- [Short exercise]: Find the lines with the string "offset" and return them.

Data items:
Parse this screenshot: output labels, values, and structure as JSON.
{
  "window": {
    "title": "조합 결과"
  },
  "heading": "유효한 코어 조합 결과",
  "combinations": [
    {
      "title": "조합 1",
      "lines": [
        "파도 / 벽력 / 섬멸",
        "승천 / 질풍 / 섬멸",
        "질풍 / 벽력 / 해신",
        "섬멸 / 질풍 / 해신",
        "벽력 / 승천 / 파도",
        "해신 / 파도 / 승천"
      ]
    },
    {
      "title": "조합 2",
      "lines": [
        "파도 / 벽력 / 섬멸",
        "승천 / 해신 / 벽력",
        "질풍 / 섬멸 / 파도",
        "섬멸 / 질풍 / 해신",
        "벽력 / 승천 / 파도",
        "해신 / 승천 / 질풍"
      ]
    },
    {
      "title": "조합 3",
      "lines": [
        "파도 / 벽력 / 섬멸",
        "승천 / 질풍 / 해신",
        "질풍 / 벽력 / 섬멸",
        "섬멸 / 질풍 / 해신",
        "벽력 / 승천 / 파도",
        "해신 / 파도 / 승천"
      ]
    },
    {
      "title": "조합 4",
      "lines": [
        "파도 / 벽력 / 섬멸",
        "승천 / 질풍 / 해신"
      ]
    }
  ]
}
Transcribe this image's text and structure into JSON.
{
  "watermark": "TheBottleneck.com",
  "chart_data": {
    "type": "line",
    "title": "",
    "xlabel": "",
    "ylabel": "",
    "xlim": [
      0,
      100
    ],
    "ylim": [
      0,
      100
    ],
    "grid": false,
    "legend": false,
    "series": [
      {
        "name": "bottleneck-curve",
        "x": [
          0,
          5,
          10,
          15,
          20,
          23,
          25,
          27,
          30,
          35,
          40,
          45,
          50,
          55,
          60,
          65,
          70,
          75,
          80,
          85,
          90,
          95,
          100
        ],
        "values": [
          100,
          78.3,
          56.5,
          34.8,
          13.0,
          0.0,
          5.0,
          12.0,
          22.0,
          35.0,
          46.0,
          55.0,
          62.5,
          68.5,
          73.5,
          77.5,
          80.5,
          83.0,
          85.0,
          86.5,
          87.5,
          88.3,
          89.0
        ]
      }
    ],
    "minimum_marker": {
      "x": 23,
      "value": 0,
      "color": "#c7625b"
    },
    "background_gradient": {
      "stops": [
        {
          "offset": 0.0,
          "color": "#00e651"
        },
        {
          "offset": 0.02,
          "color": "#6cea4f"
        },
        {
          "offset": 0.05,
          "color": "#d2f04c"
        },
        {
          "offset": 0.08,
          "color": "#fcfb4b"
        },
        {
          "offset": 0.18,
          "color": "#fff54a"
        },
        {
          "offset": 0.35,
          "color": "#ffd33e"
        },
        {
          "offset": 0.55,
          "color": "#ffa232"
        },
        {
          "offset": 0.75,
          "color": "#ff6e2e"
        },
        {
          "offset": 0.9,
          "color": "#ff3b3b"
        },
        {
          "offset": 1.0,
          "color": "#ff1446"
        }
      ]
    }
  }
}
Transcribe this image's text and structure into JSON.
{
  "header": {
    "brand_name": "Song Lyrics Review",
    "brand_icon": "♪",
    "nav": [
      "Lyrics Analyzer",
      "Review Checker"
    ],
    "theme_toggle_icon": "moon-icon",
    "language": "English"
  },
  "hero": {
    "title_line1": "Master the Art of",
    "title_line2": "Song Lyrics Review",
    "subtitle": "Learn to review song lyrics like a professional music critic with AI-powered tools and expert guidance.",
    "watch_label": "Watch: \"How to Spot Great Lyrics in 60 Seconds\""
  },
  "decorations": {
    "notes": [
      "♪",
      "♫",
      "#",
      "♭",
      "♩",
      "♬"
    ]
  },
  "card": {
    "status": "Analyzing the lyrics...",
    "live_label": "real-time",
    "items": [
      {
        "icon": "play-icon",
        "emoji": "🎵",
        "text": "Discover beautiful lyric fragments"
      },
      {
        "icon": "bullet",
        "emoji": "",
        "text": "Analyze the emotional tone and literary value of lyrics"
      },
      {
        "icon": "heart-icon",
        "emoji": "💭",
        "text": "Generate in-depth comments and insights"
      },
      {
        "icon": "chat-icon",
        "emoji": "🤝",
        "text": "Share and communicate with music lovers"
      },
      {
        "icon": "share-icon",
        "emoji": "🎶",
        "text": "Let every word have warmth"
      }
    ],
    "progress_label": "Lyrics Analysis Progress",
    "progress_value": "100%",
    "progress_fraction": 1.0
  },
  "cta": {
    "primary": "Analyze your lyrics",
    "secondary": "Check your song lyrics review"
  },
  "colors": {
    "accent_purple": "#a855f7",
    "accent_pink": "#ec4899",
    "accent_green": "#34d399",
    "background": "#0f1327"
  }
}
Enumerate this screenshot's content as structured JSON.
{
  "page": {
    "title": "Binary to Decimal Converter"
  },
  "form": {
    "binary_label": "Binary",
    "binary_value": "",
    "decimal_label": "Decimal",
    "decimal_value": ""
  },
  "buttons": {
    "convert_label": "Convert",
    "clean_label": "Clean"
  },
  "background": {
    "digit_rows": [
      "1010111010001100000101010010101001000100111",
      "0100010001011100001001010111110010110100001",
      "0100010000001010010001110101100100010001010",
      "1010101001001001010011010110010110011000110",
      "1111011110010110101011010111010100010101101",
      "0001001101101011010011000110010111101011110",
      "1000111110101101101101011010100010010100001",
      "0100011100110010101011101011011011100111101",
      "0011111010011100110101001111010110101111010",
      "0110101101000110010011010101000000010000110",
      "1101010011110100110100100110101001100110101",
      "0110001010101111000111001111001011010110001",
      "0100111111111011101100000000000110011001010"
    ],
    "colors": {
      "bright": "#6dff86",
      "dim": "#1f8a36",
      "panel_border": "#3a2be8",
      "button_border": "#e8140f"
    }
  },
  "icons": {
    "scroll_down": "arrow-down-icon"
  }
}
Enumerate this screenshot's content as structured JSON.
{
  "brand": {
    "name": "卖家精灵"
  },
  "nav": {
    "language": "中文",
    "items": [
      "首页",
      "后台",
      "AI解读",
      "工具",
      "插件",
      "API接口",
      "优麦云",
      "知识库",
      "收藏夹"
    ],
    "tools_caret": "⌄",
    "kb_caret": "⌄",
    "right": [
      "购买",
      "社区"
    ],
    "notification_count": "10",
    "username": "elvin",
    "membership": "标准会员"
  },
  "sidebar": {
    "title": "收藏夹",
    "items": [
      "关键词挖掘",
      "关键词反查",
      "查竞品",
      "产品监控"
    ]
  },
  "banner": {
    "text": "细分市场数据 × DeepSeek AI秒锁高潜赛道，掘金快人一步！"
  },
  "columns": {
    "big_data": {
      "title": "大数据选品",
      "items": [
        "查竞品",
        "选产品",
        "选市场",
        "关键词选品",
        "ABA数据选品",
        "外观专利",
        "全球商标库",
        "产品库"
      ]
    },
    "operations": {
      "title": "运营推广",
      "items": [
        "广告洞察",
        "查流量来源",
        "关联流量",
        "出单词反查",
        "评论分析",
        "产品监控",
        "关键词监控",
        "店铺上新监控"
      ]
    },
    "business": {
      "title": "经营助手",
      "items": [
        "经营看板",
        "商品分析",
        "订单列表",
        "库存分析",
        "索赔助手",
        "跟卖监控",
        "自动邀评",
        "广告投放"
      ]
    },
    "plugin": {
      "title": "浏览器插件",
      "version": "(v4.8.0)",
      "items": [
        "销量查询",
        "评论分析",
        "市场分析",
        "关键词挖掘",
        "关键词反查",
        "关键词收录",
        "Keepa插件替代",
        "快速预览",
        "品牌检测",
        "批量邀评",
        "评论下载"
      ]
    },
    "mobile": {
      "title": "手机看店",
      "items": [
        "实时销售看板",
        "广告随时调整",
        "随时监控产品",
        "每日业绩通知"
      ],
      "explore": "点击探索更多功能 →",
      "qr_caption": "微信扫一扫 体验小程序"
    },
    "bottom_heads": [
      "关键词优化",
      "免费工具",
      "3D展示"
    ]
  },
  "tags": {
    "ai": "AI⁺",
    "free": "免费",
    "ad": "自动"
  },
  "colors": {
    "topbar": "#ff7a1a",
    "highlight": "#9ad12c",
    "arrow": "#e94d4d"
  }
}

- [Correct response]:
          "offset": 0.0,
          "offset": 0.02,
          "offset": 0.05,
          "offset": 0.08,
          "offset": 0.18,
          "offset": 0.35,
          "offset": 0.55,
          "offset": 0.75,
          "offset": 0.9,
          "offset": 1.0,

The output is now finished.